- EXTRACTED INFORMATION -
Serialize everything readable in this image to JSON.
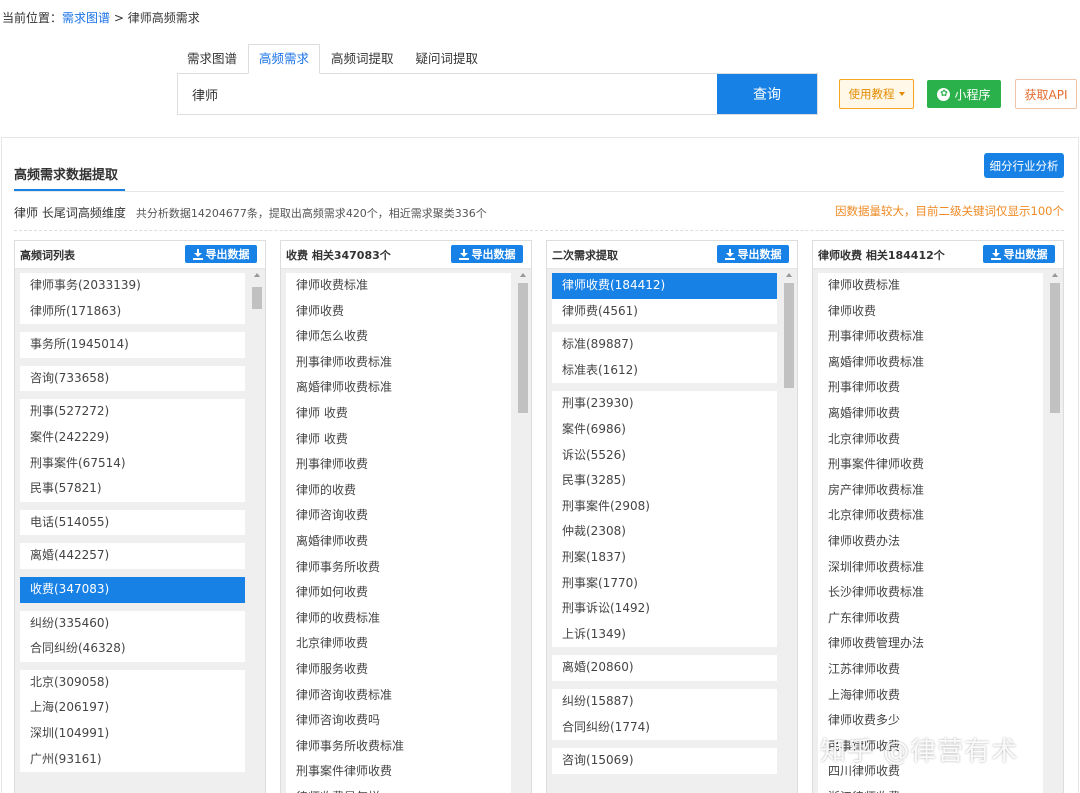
{
  "breadcrumb": {
    "prefix": "当前位置：",
    "link": "需求图谱",
    "sep": " > ",
    "current": "律师高频需求"
  },
  "tabs": [
    "需求图谱",
    "高频需求",
    "高频词提取",
    "疑问词提取"
  ],
  "active_tab": 1,
  "search": {
    "value": "律师",
    "button": "查询"
  },
  "buttons": {
    "tutorial": "使用教程",
    "mini_program": "小程序",
    "api": "获取API",
    "industry": "细分行业分析",
    "export": "导出数据"
  },
  "panel": {
    "title": "高频需求数据提取",
    "summary_main": "律师 长尾词高频维度",
    "summary_sub": "共分析数据14204677条，提取出高频需求420个，相近需求聚类336个",
    "notice": "因数据量较大，目前二级关键词仅显示100个"
  },
  "columns": [
    {
      "title": "高频词列表",
      "groups": [
        [
          "律师事务(2033139)",
          "律师所(171863)"
        ],
        [
          "事务所(1945014)"
        ],
        [
          "咨询(733658)"
        ],
        [
          "刑事(527272)",
          "案件(242229)",
          "刑事案件(67514)",
          "民事(57821)"
        ],
        [
          "电话(514055)"
        ],
        [
          "离婚(442257)"
        ],
        [
          "收费(347083)"
        ],
        [
          "纠纷(335460)",
          "合同纠纷(46328)"
        ],
        [
          "北京(309058)",
          "上海(206197)",
          "深圳(104991)",
          "广州(93161)"
        ]
      ],
      "selected": "收费(347083)"
    },
    {
      "title": "收费 相关347083个",
      "items": [
        "律师收费标准",
        "律师收费",
        "律师怎么收费",
        "刑事律师收费标准",
        "离婚律师收费标准",
        "律师 收费",
        "律师  收费",
        "刑事律师收费",
        "律师的收费",
        "律师咨询收费",
        "离婚律师收费",
        "律师事务所收费",
        "律师如何收费",
        "律师的收费标准",
        "北京律师收费",
        "律师服务收费",
        "律师咨询收费标准",
        "律师咨询收费吗",
        "律师事务所收费标准",
        "刑事案件律师收费",
        "律师收费是怎样"
      ]
    },
    {
      "title": "二次需求提取",
      "groups": [
        [
          "律师收费(184412)",
          "律师费(4561)"
        ],
        [
          "标准(89887)",
          "标准表(1612)"
        ],
        [
          "刑事(23930)",
          "案件(6986)",
          "诉讼(5526)",
          "民事(3285)",
          "刑事案件(2908)",
          "仲裁(2308)",
          "刑案(1837)",
          "刑事案(1770)",
          "刑事诉讼(1492)",
          "上诉(1349)"
        ],
        [
          "离婚(20860)"
        ],
        [
          "纠纷(15887)",
          "合同纠纷(1774)"
        ],
        [
          "咨询(15069)"
        ]
      ],
      "selected": "律师收费(184412)"
    },
    {
      "title": "律师收费 相关184412个",
      "items": [
        "律师收费标准",
        "律师收费",
        "刑事律师收费标准",
        "离婚律师收费标准",
        "刑事律师收费",
        "离婚律师收费",
        "北京律师收费",
        "刑事案件律师收费",
        "房产律师收费标准",
        "北京律师收费标准",
        "律师收费办法",
        "深圳律师收费标准",
        "长沙律师收费标准",
        "广东律师收费",
        "律师收费管理办法",
        "江苏律师收费",
        "上海律师收费",
        "律师收费多少",
        "民事律师收费",
        "四川律师收费",
        "浙江律师收费"
      ]
    }
  ],
  "watermark": "知乎 @律营有术"
}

- EXERCISE GOAL -
Transcribe the records above exactly, leaving out every picture.

- RESPONSE FOR THIS EXERCISE -
Serialize everything readable in this image to JSON.
{
  "breadcrumb": {
    "prefix": "当前位置：",
    "link": "需求图谱",
    "sep": " > ",
    "current": "律师高频需求"
  },
  "tabs": [
    "需求图谱",
    "高频需求",
    "高频词提取",
    "疑问词提取"
  ],
  "active_tab": 1,
  "search": {
    "value": "律师",
    "button": "查询"
  },
  "buttons": {
    "tutorial": "使用教程",
    "mini_program": "小程序",
    "api": "获取API",
    "industry": "细分行业分析",
    "export": "导出数据"
  },
  "panel": {
    "title": "高频需求数据提取",
    "summary_main": "律师 长尾词高频维度",
    "summary_sub": "共分析数据14204677条，提取出高频需求420个，相近需求聚类336个",
    "notice": "因数据量较大，目前二级关键词仅显示100个"
  },
  "columns": [
    {
      "title": "高频词列表",
      "groups": [
        [
          "律师事务(2033139)",
          "律师所(171863)"
        ],
        [
          "事务所(1945014)"
        ],
        [
          "咨询(733658)"
        ],
        [
          "刑事(527272)",
          "案件(242229)",
          "刑事案件(67514)",
          "民事(57821)"
        ],
        [
          "电话(514055)"
        ],
        [
          "离婚(442257)"
        ],
        [
          "收费(347083)"
        ],
        [
          "纠纷(335460)",
          "合同纠纷(46328)"
        ],
        [
          "北京(309058)",
          "上海(206197)",
          "深圳(104991)",
          "广州(93161)"
        ]
      ],
      "selected": "收费(347083)"
    },
    {
      "title": "收费 相关347083个",
      "items": [
        "律师收费标准",
        "律师收费",
        "律师怎么收费",
        "刑事律师收费标准",
        "离婚律师收费标准",
        "律师 收费",
        "律师  收费",
        "刑事律师收费",
        "律师的收费",
        "律师咨询收费",
        "离婚律师收费",
        "律师事务所收费",
        "律师如何收费",
        "律师的收费标准",
        "北京律师收费",
        "律师服务收费",
        "律师咨询收费标准",
        "律师咨询收费吗",
        "律师事务所收费标准",
        "刑事案件律师收费",
        "律师收费是怎样"
      ]
    },
    {
      "title": "二次需求提取",
      "groups": [
        [
          "律师收费(184412)",
          "律师费(4561)"
        ],
        [
          "标准(89887)",
          "标准表(1612)"
        ],
        [
          "刑事(23930)",
          "案件(6986)",
          "诉讼(5526)",
          "民事(3285)",
          "刑事案件(2908)",
          "仲裁(2308)",
          "刑案(1837)",
          "刑事案(1770)",
          "刑事诉讼(1492)",
          "上诉(1349)"
        ],
        [
          "离婚(20860)"
        ],
        [
          "纠纷(15887)",
          "合同纠纷(1774)"
        ],
        [
          "咨询(15069)"
        ]
      ],
      "selected": "律师收费(184412)"
    },
    {
      "title": "律师收费 相关184412个",
      "items": [
        "律师收费标准",
        "律师收费",
        "刑事律师收费标准",
        "离婚律师收费标准",
        "刑事律师收费",
        "离婚律师收费",
        "北京律师收费",
        "刑事案件律师收费",
        "房产律师收费标准",
        "北京律师收费标准",
        "律师收费办法",
        "深圳律师收费标准",
        "长沙律师收费标准",
        "广东律师收费",
        "律师收费管理办法",
        "江苏律师收费",
        "上海律师收费",
        "律师收费多少",
        "民事律师收费",
        "四川律师收费",
        "浙江律师收费"
      ]
    }
  ],
  "watermark": "知乎 @律营有术"
}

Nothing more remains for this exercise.